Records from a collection

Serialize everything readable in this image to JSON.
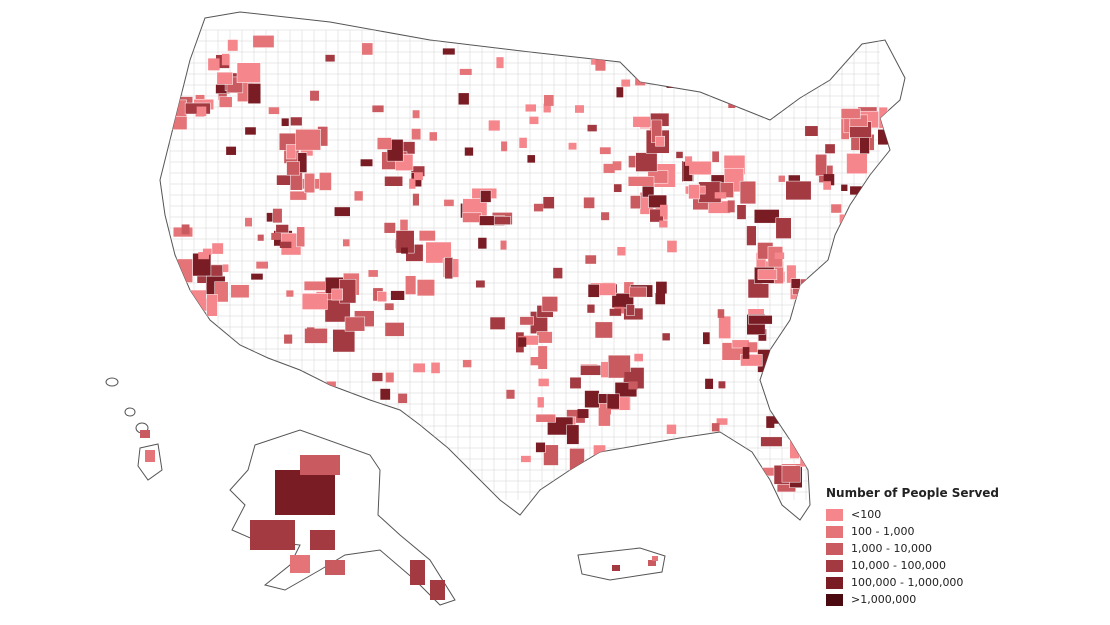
{
  "legend": {
    "title": "Number of People Served",
    "classes": [
      {
        "label": "<100",
        "color": "#f4868c"
      },
      {
        "label": "100 - 1,000",
        "color": "#e47478"
      },
      {
        "label": "1,000 - 10,000",
        "color": "#c95a60"
      },
      {
        "label": "10,000 - 100,000",
        "color": "#a33a42"
      },
      {
        "label": "100,000 - 1,000,000",
        "color": "#7a1c24"
      },
      {
        "label": ">1,000,000",
        "color": "#4a0a10"
      }
    ]
  },
  "map": {
    "outline_color": "#555555",
    "county_line_color": "#bbbbbb",
    "regions": [
      "contiguous-us",
      "alaska",
      "hawaii",
      "puerto-rico"
    ]
  }
}
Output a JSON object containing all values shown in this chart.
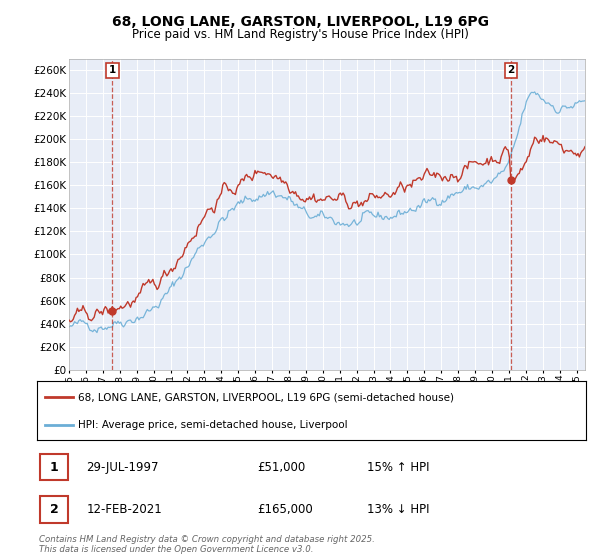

• **DIRECTIONS FOR THIS TASK**:
Copy the material shown above in full and exactly. Skip the pictures.

• **ANSWER TO THIS PROBLEM**:
Serialize everything readable in this image to JSON.
{
  "legend": {
    "title": "Number of People Served",
    "classes": [
      {
        "label": "<100",
        "color": "#f4868c"
      },
      {
        "label": "100 - 1,000",
        "color": "#e47478"
      },
      {
        "label": "1,000 - 10,000",
        "color": "#c95a60"
      },
      {
        "label": "10,000 - 100,000",
        "color": "#a33a42"
      },
      {
        "label": "100,000 - 1,000,000",
        "color": "#7a1c24"
      },
      {
        "label": ">1,000,000",
        "color": "#4a0a10"
      }
    ]
  },
  "map": {
    "outline_color": "#555555",
    "county_line_color": "#bbbbbb",
    "regions": [
      "contiguous-us",
      "alaska",
      "hawaii",
      "puerto-rico"
    ]
  }
}
Output a JSON object containing all values shown in this chart.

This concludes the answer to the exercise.